Brief. Retype the data that follows line by line, exactly, and leave its pictures out.

Excerpted records.
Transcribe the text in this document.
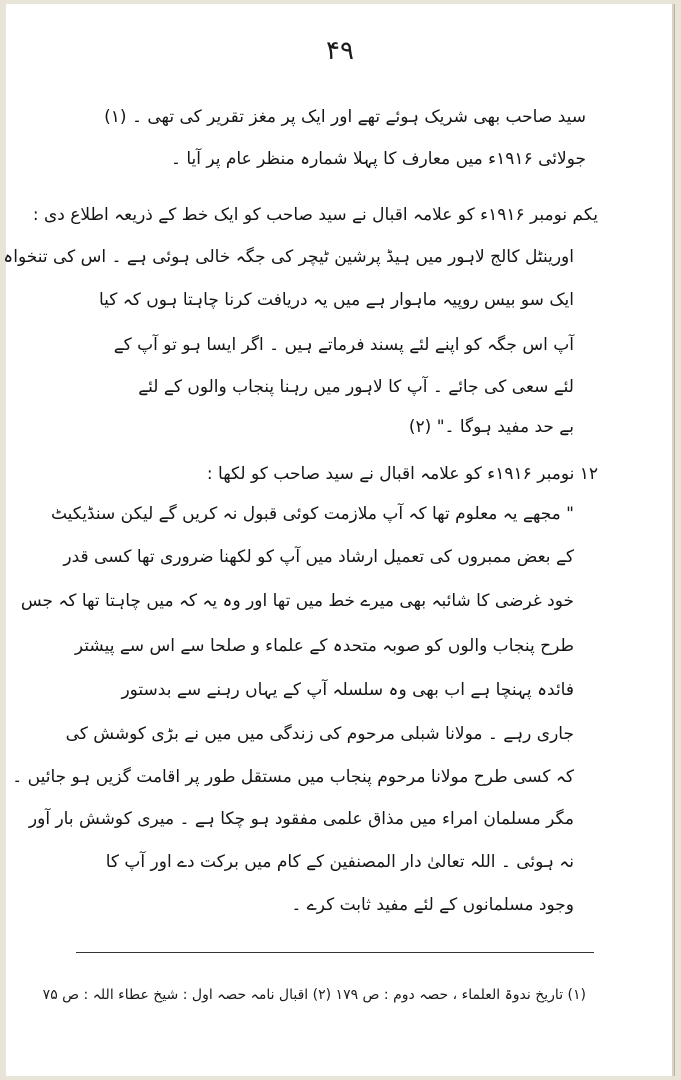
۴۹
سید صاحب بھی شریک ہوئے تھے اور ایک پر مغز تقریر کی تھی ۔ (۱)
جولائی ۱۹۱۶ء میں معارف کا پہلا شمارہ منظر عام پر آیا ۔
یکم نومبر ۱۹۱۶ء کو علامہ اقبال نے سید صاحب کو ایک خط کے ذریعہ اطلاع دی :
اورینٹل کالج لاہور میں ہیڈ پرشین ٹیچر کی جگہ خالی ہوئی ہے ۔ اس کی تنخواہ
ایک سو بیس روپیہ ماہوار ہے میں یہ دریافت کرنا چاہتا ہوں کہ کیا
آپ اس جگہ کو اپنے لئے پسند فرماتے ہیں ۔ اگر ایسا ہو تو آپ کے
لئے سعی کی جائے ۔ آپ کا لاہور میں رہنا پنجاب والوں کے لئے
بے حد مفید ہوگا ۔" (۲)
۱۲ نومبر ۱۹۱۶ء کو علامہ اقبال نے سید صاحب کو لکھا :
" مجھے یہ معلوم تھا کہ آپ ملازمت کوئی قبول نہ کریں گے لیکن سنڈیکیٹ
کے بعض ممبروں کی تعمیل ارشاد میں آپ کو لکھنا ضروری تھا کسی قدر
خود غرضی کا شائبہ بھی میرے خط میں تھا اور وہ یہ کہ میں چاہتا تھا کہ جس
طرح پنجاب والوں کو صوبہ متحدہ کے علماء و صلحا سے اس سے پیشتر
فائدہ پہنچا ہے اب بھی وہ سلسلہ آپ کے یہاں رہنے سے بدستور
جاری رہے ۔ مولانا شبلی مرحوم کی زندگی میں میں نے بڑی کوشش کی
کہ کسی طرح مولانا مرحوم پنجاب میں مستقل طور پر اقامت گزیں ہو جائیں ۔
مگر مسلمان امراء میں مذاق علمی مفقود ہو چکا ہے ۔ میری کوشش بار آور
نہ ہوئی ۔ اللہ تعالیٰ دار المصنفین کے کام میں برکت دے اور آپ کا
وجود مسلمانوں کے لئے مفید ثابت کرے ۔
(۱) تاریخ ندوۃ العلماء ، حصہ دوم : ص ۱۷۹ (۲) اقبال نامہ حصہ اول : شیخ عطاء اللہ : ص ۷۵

Right answer.
Transcribe the text in this document.
۴۹
سید صاحب بھی شریک ہوئے تھے اور ایک پر مغز تقریر کی تھی ۔ (۱)
جولائی ۱۹۱۶ء میں معارف کا پہلا شمارہ منظر عام پر آیا ۔
یکم نومبر ۱۹۱۶ء کو علامہ اقبال نے سید صاحب کو ایک خط کے ذریعہ اطلاع دی :
اورینٹل کالج لاہور میں ہیڈ پرشین ٹیچر کی جگہ خالی ہوئی ہے ۔ اس کی تنخواہ
ایک سو بیس روپیہ ماہوار ہے میں یہ دریافت کرنا چاہتا ہوں کہ کیا
آپ اس جگہ کو اپنے لئے پسند فرماتے ہیں ۔ اگر ایسا ہو تو آپ کے
لئے سعی کی جائے ۔ آپ کا لاہور میں رہنا پنجاب والوں کے لئے
بے حد مفید ہوگا ۔" (۲)
۱۲ نومبر ۱۹۱۶ء کو علامہ اقبال نے سید صاحب کو لکھا :
" مجھے یہ معلوم تھا کہ آپ ملازمت کوئی قبول نہ کریں گے لیکن سنڈیکیٹ
کے بعض ممبروں کی تعمیل ارشاد میں آپ کو لکھنا ضروری تھا کسی قدر
خود غرضی کا شائبہ بھی میرے خط میں تھا اور وہ یہ کہ میں چاہتا تھا کہ جس
طرح پنجاب والوں کو صوبہ متحدہ کے علماء و صلحا سے اس سے پیشتر
فائدہ پہنچا ہے اب بھی وہ سلسلہ آپ کے یہاں رہنے سے بدستور
جاری رہے ۔ مولانا شبلی مرحوم کی زندگی میں میں نے بڑی کوشش کی
کہ کسی طرح مولانا مرحوم پنجاب میں مستقل طور پر اقامت گزیں ہو جائیں ۔
مگر مسلمان امراء میں مذاق علمی مفقود ہو چکا ہے ۔ میری کوشش بار آور
نہ ہوئی ۔ اللہ تعالیٰ دار المصنفین کے کام میں برکت دے اور آپ کا
وجود مسلمانوں کے لئے مفید ثابت کرے ۔
(۱) تاریخ ندوۃ العلماء ، حصہ دوم : ص ۱۷۹ (۲) اقبال نامہ حصہ اول : شیخ عطاء اللہ : ص ۷۵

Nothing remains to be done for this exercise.